(Collected data entries)
########################################

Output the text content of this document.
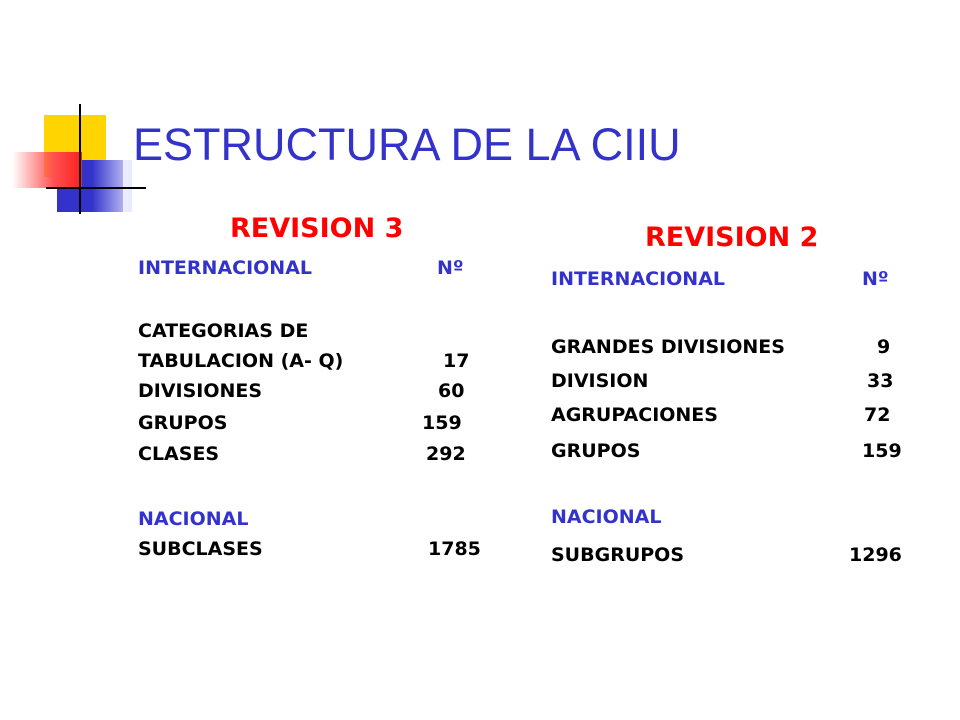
ESTRUCTURA DE LA CIIU
REVISION 3
INTERNACIONAL	Nº
CATEGORIAS DE
TABULACION (A- Q)	17
DIVISIONES	60
GRUPOS	159
CLASES	292
NACIONAL
SUBCLASES	1785
REVISION 2
INTERNACIONAL	Nº
GRANDES DIVISIONES	9
DIVISION	33
AGRUPACIONES	72
GRUPOS	159
NACIONAL
SUBGRUPOS	1296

########################################

Stated goal:
Every line above should be returned word for word, with the pictures left behind.

Exercise output:
Output the text content of this document.
ESTRUCTURA DE LA CIIU
REVISION 3
INTERNACIONAL	Nº
CATEGORIAS DE
TABULACION (A- Q)	17
DIVISIONES	60
GRUPOS	159
CLASES	292
NACIONAL
SUBCLASES	1785
REVISION 2
INTERNACIONAL	Nº
GRANDES DIVISIONES	9
DIVISION	33
AGRUPACIONES	72
GRUPOS	159
NACIONAL
SUBGRUPOS	1296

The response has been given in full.